From the entries that follow, list every line in which the string "MOLE" appears.

+--

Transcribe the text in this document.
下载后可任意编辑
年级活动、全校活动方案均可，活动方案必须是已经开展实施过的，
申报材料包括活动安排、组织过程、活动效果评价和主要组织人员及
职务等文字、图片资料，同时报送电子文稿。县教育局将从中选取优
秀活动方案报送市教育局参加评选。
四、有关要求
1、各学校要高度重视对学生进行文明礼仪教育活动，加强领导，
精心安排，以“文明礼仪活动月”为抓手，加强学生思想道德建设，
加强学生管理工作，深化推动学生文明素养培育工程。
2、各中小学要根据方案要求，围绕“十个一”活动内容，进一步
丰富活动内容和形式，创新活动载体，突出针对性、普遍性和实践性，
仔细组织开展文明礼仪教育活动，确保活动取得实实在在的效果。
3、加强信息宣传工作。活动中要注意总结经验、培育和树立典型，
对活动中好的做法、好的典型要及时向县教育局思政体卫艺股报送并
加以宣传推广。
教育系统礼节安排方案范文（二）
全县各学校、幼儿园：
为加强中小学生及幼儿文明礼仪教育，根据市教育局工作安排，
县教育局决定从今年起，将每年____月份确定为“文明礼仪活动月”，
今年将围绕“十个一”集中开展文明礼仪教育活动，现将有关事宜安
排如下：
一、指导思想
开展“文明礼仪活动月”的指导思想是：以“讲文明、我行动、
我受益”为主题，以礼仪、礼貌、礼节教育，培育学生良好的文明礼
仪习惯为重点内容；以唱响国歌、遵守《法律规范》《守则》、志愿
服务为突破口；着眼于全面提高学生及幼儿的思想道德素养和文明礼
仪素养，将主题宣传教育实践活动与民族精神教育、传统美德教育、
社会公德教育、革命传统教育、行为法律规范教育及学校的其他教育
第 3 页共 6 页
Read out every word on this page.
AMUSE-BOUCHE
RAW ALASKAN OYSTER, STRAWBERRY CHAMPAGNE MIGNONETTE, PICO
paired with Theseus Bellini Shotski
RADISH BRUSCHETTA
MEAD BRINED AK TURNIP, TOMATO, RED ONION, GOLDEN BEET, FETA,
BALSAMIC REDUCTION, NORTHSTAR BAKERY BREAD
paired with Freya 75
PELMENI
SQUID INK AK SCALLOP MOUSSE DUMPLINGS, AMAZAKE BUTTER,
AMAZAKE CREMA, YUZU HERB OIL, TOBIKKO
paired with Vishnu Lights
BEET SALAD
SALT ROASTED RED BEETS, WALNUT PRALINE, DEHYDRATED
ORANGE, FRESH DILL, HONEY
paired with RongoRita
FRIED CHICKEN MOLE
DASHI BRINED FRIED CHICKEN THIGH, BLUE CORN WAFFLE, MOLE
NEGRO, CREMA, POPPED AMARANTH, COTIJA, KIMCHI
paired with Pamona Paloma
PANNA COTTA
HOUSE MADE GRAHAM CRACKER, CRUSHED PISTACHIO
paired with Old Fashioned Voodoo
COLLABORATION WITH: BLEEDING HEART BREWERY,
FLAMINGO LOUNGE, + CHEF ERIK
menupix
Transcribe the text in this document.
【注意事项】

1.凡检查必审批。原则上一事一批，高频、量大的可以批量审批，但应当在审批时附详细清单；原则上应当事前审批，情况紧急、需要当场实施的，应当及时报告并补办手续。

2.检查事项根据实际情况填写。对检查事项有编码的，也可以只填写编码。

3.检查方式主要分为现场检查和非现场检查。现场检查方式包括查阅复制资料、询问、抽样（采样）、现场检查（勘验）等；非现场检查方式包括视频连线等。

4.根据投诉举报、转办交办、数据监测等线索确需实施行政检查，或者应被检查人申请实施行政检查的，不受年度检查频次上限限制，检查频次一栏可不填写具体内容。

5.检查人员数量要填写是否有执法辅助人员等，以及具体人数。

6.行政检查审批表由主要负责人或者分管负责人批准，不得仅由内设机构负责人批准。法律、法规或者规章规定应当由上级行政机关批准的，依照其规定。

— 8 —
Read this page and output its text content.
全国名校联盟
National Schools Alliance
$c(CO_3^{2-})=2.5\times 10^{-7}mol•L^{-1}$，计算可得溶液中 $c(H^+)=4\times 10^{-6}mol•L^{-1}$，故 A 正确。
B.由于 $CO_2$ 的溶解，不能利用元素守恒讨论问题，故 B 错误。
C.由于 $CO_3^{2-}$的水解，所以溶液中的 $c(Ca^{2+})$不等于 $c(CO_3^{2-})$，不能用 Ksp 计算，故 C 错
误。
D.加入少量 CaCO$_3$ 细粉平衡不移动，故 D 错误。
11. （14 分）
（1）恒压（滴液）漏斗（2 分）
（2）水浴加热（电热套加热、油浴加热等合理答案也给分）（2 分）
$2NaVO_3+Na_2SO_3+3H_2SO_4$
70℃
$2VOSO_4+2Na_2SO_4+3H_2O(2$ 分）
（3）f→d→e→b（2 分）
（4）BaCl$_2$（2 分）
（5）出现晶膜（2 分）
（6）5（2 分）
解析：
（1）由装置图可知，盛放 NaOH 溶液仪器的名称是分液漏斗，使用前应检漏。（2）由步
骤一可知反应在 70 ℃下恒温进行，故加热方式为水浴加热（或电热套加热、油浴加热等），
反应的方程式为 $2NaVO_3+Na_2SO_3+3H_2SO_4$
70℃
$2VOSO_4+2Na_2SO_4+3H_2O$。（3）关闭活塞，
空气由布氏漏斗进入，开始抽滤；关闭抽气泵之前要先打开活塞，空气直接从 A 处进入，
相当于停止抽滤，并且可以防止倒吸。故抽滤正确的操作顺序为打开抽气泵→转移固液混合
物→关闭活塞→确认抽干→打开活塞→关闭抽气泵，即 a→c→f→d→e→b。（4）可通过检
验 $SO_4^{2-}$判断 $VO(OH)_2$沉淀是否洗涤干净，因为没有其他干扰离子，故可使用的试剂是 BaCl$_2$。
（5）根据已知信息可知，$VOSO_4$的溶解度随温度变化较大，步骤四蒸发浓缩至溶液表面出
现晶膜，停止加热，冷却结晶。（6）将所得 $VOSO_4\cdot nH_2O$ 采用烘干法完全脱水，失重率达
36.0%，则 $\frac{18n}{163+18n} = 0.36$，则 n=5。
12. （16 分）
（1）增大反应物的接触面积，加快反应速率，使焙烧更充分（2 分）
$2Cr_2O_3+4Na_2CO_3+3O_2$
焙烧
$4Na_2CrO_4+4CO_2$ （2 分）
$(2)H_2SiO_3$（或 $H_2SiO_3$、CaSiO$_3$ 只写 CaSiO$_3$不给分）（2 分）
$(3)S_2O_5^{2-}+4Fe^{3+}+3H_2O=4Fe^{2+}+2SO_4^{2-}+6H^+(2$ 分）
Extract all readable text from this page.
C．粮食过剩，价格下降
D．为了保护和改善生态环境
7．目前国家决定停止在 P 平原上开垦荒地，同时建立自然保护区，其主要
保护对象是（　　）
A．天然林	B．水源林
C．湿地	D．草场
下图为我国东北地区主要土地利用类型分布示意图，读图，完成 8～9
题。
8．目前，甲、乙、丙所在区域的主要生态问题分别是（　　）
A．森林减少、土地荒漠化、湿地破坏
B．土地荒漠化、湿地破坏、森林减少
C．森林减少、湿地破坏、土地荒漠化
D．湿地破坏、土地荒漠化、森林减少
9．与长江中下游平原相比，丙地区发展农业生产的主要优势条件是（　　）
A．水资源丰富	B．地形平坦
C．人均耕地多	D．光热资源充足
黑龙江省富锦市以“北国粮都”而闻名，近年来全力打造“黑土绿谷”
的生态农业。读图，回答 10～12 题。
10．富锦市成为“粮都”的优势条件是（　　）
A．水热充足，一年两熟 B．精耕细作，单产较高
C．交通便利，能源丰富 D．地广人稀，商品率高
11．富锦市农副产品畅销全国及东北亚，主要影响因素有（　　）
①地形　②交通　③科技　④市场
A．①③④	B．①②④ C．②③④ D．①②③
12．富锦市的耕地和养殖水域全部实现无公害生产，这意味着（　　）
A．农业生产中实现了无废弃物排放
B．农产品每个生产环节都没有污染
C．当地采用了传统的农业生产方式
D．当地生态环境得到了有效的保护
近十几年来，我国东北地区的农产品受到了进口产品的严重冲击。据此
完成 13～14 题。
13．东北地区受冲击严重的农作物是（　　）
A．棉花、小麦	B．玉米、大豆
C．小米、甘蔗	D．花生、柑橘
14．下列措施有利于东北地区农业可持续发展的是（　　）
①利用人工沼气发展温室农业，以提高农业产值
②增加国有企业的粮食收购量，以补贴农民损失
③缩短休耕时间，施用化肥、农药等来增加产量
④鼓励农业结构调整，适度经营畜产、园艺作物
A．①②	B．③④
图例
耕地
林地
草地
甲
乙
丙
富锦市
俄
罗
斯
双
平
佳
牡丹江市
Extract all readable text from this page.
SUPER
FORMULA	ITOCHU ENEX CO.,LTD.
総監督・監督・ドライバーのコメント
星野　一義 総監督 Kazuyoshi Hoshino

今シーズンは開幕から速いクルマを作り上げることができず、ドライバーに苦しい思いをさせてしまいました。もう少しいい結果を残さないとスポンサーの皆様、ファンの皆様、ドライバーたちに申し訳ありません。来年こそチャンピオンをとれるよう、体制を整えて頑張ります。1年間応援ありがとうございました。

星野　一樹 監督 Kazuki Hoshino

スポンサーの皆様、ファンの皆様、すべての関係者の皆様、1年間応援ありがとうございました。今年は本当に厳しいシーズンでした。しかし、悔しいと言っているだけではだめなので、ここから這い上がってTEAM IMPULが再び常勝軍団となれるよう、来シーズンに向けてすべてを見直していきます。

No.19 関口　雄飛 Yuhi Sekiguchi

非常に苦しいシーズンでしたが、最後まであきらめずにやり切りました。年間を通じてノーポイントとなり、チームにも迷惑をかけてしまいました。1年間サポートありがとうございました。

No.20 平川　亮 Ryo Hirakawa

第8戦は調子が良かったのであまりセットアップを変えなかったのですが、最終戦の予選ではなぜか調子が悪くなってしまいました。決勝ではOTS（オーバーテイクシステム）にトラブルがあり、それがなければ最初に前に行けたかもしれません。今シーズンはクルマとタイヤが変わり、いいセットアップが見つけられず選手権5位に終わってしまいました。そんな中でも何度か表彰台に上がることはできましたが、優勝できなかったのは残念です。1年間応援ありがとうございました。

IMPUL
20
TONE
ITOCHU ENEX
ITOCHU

+--

Exercise output:
FRIED CHICKEN MOLE
DASHI BRINED FRIED CHICKEN THIGH, BLUE CORN WAFFLE, MOLE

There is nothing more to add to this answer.